» What to work on: Reproduce every row below word for word, leaving out the pictures.

[Excerpts from a layout annotation set]
>> begin

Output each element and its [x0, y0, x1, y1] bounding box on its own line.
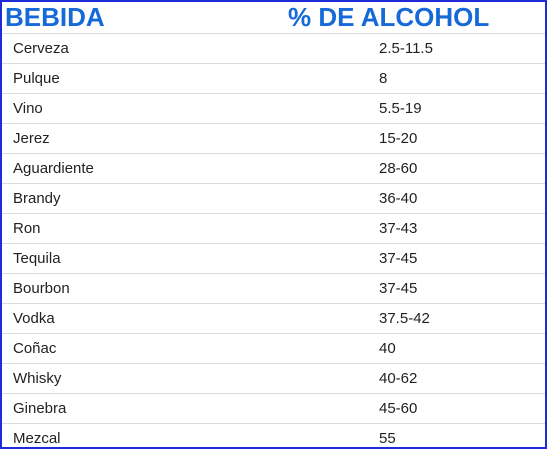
- alcohol-percent-cell: 5.5-19: [379, 100, 422, 117]
- alcohol-percent-cell: 28-60: [379, 160, 418, 177]
- alcohol-percent-cell: 40: [379, 340, 396, 357]
- alcohol-percent-cell: 45-60: [379, 400, 418, 417]
- alcohol-percent-cell: 37-45: [379, 280, 418, 297]
- beverage-cell: Bourbon: [13, 280, 70, 297]
- beverage-cell: Whisky: [13, 370, 62, 387]
- beverage-cell: Brandy: [13, 190, 61, 207]
- table-row: Tequila 37-45: [2, 243, 545, 273]
- beverage-cell: Ginebra: [13, 400, 67, 417]
- alcohol-percent-cell: 40-62: [379, 370, 418, 387]
- table-body: Cerveza 2.5-11.5 Pulque 8 Vino 5.5-19 Jerez 15-…: [2, 33, 545, 447]
- table-row: Aguardiente 28-60: [2, 153, 545, 183]
- table-row: Ron 37-43: [2, 213, 545, 243]
- table-row: Cerveza 2.5-11.5: [2, 33, 545, 63]
- table-row: Whisky 40-62: [2, 363, 545, 393]
- table-row: Brandy 36-40: [2, 183, 545, 213]
- table-row: Mezcal 55: [2, 423, 545, 447]
- table-row: Coñac 40: [2, 333, 545, 363]
- table-row: Pulque 8: [2, 63, 545, 93]
- alcohol-percent-cell: 55: [379, 430, 396, 447]
- table-row: Vodka 37.5-42: [2, 303, 545, 333]
- header-bebida: BEBIDA: [5, 2, 105, 32]
- beverage-cell: Tequila: [13, 250, 61, 267]
- header-alcohol-percent: % DE ALCOHOL: [288, 2, 490, 32]
- beverage-cell: Aguardiente: [13, 160, 94, 177]
- beverage-cell: Pulque: [13, 70, 60, 87]
- table-header: BEBIDA % DE ALCOHOL: [2, 2, 545, 33]
- table-row: Ginebra 45-60: [2, 393, 545, 423]
- table-row: Vino 5.5-19: [2, 93, 545, 123]
- beverage-cell: Coñac: [13, 340, 57, 357]
- alcohol-percent-cell: 37-45: [379, 250, 418, 267]
- alcohol-percent-cell: 2.5-11.5: [379, 40, 433, 57]
- beverage-cell: Jerez: [13, 130, 50, 147]
- beverage-cell: Cerveza: [13, 40, 69, 57]
- table-row: Jerez 15-20: [2, 123, 545, 153]
- alcohol-percent-cell: 15-20: [379, 130, 418, 147]
- alcohol-percent-cell: 37-43: [379, 220, 418, 237]
- beverage-cell: Mezcal: [13, 430, 61, 447]
- beverage-cell: Vodka: [13, 310, 55, 327]
- beverage-cell: Vino: [13, 100, 43, 117]
- alcohol-percent-cell: 36-40: [379, 190, 418, 207]
- table-row: Bourbon 37-45: [2, 273, 545, 303]
- beverage-cell: Ron: [13, 220, 41, 237]
- alcohol-percent-cell: 8: [379, 70, 388, 87]
- alcohol-percent-cell: 37.5-42: [379, 310, 430, 327]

>> end

» Task result:
Output each element and its [x0, y0, x1, y1] bounding box on its own line.
- alcohol-percent-cell: 5.5-19: [379, 100, 422, 117]
- alcohol-percent-cell: 28-60: [379, 160, 418, 177]
- alcohol-percent-cell: 40: [379, 340, 396, 357]
- alcohol-percent-cell: 45-60: [379, 400, 418, 417]
- alcohol-percent-cell: 37-45: [379, 280, 418, 297]
- beverage-cell: Bourbon: [13, 280, 70, 297]
- beverage-cell: Whisky: [13, 370, 62, 387]
- beverage-cell: Brandy: [13, 190, 61, 207]
- table-row: Tequila 37-45: [2, 243, 545, 273]
- beverage-cell: Ginebra: [13, 400, 67, 417]
- alcohol-percent-cell: 40-62: [379, 370, 418, 387]
- table-body: Cerveza 2.5-11.5 Pulque 8 Vino 5.5-19 Jerez 15-…: [2, 33, 545, 447]
- table-row: Aguardiente 28-60: [2, 153, 545, 183]
- table-row: Ron 37-43: [2, 213, 545, 243]
- table-row: Cerveza 2.5-11.5: [2, 33, 545, 63]
- table-row: Whisky 40-62: [2, 363, 545, 393]
- table-row: Brandy 36-40: [2, 183, 545, 213]
- table-row: Mezcal 55: [2, 423, 545, 447]
- table-row: Coñac 40: [2, 333, 545, 363]
- table-row: Pulque 8: [2, 63, 545, 93]
- alcohol-percent-cell: 55: [379, 430, 396, 447]
- table-row: Vodka 37.5-42: [2, 303, 545, 333]
- header-bebida: BEBIDA: [5, 2, 105, 32]
- beverage-cell: Tequila: [13, 250, 61, 267]
- header-alcohol-percent: % DE ALCOHOL: [288, 2, 490, 32]
- beverage-cell: Aguardiente: [13, 160, 94, 177]
- beverage-cell: Pulque: [13, 70, 60, 87]
- table-header: BEBIDA % DE ALCOHOL: [2, 2, 545, 33]
- table-row: Ginebra 45-60: [2, 393, 545, 423]
- table-row: Vino 5.5-19: [2, 93, 545, 123]
- beverage-cell: Coñac: [13, 340, 57, 357]
- alcohol-percent-cell: 37-45: [379, 250, 418, 267]
- alcohol-percent-cell: 2.5-11.5: [379, 40, 433, 57]
- beverage-cell: Jerez: [13, 130, 50, 147]
- beverage-cell: Cerveza: [13, 40, 69, 57]
- table-row: Jerez 15-20: [2, 123, 545, 153]
- alcohol-percent-cell: 15-20: [379, 130, 418, 147]
- alcohol-percent-cell: 37-43: [379, 220, 418, 237]
- beverage-cell: Mezcal: [13, 430, 61, 447]
- beverage-cell: Vodka: [13, 310, 55, 327]
- beverage-cell: Vino: [13, 100, 43, 117]
- alcohol-percent-cell: 36-40: [379, 190, 418, 207]
- table-row: Bourbon 37-45: [2, 273, 545, 303]
- beverage-cell: Ron: [13, 220, 41, 237]
- alcohol-percent-cell: 8: [379, 70, 388, 87]
- alcohol-percent-cell: 37.5-42: [379, 310, 430, 327]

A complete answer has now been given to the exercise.